Some records
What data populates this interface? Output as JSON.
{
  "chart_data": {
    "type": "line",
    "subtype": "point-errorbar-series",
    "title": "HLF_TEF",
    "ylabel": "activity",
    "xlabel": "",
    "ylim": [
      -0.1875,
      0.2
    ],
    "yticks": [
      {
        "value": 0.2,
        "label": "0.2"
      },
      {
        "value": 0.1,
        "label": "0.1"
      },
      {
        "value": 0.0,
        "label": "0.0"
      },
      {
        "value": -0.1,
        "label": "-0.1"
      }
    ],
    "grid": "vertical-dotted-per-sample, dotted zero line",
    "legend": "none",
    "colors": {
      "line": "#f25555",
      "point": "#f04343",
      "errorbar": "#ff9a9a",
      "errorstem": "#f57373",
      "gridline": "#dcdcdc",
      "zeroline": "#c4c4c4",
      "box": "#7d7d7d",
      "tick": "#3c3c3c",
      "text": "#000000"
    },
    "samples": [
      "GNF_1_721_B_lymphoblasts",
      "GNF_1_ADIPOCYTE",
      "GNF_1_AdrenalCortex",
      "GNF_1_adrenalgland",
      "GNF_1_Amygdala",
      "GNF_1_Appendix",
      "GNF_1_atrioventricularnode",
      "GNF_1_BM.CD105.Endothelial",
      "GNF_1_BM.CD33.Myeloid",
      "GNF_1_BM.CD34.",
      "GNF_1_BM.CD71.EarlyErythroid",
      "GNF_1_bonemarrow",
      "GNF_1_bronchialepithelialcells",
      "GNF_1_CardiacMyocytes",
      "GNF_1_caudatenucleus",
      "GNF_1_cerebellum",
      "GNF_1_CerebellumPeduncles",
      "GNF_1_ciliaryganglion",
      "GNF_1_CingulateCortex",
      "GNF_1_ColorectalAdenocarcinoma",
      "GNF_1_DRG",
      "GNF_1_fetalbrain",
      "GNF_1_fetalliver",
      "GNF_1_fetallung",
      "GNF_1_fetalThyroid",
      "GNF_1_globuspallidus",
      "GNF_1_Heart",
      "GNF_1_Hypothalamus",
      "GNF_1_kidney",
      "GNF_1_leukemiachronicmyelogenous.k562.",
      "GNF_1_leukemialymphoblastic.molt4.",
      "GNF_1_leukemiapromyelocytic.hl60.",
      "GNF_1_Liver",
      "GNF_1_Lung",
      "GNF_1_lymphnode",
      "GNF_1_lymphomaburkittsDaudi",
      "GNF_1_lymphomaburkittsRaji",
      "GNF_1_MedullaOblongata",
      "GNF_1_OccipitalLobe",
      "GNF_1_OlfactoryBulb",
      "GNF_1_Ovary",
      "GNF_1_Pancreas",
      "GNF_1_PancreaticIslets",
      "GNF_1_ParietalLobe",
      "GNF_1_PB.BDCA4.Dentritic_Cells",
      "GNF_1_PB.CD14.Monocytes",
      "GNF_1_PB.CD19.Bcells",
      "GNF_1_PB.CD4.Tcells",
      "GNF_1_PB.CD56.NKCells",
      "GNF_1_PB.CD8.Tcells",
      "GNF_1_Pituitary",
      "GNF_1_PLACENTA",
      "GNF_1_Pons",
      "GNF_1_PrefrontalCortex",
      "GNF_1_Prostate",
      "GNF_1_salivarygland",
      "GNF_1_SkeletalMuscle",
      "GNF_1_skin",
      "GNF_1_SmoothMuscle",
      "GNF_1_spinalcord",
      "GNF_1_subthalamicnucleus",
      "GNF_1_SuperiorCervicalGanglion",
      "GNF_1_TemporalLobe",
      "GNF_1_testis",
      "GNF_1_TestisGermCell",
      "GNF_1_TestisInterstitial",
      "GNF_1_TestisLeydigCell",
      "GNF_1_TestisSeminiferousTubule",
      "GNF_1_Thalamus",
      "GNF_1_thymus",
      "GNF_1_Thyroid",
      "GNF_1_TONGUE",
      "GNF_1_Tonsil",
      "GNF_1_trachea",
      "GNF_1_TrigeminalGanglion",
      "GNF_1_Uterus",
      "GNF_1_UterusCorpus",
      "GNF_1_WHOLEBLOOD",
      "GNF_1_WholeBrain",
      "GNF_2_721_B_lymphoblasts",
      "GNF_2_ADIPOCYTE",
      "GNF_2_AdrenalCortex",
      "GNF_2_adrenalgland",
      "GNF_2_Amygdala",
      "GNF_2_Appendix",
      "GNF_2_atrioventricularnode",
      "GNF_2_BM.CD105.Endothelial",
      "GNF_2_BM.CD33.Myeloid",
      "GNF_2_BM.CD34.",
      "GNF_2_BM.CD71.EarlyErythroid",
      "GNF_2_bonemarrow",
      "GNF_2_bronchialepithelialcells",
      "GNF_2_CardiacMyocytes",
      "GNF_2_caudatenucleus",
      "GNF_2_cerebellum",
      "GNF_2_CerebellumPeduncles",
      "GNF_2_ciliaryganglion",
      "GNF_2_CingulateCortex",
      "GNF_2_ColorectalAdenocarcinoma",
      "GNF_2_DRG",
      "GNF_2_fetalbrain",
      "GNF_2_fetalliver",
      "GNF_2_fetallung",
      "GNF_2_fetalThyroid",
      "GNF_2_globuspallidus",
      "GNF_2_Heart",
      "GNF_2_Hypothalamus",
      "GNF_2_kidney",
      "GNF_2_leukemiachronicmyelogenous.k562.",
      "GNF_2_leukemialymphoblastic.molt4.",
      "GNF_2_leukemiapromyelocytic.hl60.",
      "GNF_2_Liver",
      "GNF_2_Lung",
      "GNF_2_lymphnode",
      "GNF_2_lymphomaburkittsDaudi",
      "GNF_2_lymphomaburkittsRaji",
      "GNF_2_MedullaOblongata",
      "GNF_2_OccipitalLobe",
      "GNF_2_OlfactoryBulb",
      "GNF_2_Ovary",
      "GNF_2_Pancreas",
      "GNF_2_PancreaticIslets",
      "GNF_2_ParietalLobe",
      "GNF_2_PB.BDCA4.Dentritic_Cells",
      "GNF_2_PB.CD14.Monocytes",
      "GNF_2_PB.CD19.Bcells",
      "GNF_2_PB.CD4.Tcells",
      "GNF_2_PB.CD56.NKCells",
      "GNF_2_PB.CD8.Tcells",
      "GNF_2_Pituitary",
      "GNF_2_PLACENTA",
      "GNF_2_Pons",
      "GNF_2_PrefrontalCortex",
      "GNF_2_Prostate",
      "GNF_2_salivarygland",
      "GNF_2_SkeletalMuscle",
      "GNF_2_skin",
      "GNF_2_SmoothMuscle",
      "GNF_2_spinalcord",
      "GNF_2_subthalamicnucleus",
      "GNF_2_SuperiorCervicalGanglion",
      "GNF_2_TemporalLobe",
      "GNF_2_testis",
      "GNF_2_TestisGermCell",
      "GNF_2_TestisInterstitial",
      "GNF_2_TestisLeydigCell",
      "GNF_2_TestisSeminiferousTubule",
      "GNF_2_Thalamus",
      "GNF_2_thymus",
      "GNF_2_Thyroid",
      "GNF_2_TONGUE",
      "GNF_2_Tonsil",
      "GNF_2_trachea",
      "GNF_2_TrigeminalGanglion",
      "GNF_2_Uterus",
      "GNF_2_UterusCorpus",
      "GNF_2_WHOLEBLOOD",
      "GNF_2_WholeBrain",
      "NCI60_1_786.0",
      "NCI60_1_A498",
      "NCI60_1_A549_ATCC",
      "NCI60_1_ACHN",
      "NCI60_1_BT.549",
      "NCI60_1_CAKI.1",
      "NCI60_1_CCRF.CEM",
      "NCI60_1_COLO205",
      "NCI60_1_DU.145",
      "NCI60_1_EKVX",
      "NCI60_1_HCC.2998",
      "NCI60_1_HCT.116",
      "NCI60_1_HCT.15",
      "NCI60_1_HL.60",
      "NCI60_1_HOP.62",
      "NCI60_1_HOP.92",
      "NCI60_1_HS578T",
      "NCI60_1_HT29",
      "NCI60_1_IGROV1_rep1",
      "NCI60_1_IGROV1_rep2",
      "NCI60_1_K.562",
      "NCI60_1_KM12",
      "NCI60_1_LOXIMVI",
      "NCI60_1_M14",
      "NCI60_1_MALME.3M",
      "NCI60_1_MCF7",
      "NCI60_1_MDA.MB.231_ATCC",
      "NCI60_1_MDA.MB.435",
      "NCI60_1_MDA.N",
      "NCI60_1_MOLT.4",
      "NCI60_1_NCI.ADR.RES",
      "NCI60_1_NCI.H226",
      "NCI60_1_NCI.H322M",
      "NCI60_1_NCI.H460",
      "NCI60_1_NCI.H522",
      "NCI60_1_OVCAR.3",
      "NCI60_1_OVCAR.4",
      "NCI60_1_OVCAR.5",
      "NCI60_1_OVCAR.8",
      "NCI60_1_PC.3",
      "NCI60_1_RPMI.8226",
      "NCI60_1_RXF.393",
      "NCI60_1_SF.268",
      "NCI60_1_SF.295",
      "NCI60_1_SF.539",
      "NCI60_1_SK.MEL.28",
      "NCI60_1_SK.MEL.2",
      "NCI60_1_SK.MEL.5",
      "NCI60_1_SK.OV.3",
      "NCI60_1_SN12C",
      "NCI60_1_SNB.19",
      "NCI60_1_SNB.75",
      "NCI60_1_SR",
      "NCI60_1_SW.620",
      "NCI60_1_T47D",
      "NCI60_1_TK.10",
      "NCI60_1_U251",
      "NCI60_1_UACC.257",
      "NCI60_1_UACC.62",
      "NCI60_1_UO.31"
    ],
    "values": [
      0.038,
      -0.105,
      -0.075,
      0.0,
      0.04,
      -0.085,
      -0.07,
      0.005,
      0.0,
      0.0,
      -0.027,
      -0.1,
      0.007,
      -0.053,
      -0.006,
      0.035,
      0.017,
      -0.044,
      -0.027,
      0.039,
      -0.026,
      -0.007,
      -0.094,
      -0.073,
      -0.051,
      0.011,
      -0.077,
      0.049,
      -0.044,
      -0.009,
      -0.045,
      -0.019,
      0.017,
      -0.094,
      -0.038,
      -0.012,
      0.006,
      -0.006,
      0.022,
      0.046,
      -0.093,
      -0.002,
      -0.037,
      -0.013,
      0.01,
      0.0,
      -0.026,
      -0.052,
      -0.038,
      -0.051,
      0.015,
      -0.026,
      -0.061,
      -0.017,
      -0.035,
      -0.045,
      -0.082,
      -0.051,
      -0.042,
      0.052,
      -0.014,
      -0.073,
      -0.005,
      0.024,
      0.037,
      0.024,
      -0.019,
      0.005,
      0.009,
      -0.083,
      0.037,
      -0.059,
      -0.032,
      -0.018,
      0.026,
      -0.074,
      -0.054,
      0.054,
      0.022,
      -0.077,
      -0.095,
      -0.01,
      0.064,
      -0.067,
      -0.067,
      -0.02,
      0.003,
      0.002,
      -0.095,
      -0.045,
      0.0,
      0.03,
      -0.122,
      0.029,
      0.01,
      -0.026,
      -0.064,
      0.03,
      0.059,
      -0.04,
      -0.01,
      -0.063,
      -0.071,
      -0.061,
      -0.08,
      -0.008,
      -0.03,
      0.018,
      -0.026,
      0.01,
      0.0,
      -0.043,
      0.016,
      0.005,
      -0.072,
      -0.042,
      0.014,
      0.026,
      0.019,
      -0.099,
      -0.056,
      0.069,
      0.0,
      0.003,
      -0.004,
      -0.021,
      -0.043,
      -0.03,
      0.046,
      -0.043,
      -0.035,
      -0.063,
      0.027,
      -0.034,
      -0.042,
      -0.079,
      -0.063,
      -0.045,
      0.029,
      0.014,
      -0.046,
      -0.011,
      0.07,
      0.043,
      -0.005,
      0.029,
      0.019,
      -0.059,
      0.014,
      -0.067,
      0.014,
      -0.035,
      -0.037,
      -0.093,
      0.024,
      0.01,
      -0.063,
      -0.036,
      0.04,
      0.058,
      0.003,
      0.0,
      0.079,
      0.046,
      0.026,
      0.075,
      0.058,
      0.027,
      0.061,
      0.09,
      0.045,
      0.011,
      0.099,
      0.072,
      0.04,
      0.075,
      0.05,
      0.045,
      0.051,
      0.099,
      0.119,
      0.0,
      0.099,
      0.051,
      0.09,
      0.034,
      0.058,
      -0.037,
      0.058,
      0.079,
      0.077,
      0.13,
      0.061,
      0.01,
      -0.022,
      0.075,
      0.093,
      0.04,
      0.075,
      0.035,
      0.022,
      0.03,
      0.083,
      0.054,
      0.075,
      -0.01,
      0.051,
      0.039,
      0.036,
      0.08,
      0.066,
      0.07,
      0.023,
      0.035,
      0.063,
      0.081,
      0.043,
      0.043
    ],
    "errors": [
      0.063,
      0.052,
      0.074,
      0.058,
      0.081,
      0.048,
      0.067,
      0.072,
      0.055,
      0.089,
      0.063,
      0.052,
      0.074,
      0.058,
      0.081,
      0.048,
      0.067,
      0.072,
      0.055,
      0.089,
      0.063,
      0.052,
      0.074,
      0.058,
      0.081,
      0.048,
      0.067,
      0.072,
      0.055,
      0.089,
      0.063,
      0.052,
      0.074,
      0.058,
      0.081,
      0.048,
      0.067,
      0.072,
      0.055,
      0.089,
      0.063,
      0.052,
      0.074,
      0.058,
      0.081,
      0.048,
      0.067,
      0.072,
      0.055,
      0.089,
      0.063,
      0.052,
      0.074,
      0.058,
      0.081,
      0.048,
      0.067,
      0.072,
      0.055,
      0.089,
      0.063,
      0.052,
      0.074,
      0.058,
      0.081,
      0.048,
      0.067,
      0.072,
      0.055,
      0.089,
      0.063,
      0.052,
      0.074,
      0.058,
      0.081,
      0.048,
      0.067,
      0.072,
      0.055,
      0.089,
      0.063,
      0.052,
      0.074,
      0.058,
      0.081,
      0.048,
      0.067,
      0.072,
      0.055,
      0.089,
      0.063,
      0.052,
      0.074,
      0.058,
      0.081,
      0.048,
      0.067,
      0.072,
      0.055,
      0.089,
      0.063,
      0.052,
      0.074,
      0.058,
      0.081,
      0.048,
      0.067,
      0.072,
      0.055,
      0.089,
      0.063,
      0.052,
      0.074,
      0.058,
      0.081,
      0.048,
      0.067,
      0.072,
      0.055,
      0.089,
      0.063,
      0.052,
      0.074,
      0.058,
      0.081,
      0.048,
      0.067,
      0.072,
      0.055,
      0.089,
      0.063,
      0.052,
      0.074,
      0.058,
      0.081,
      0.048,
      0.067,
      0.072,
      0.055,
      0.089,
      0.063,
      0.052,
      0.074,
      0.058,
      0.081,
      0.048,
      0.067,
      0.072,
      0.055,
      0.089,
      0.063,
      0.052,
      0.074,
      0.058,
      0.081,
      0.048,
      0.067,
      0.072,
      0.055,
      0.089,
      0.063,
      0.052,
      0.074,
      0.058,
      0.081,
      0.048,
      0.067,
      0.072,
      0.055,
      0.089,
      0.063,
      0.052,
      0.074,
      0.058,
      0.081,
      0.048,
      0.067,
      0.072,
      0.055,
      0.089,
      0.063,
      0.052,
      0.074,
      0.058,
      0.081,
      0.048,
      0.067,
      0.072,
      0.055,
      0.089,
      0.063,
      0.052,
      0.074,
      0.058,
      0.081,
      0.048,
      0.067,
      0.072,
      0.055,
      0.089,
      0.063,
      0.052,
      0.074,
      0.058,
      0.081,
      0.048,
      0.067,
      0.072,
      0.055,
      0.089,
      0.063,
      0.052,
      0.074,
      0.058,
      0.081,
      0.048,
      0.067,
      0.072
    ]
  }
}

_EXERCISE OBJECTIVE_:
Whenever "point" turns up in a line, pick that line out.

_CORRECT OUTPUT_:
    "subtype": "point-errorbar-series",
      "point": "#f04343",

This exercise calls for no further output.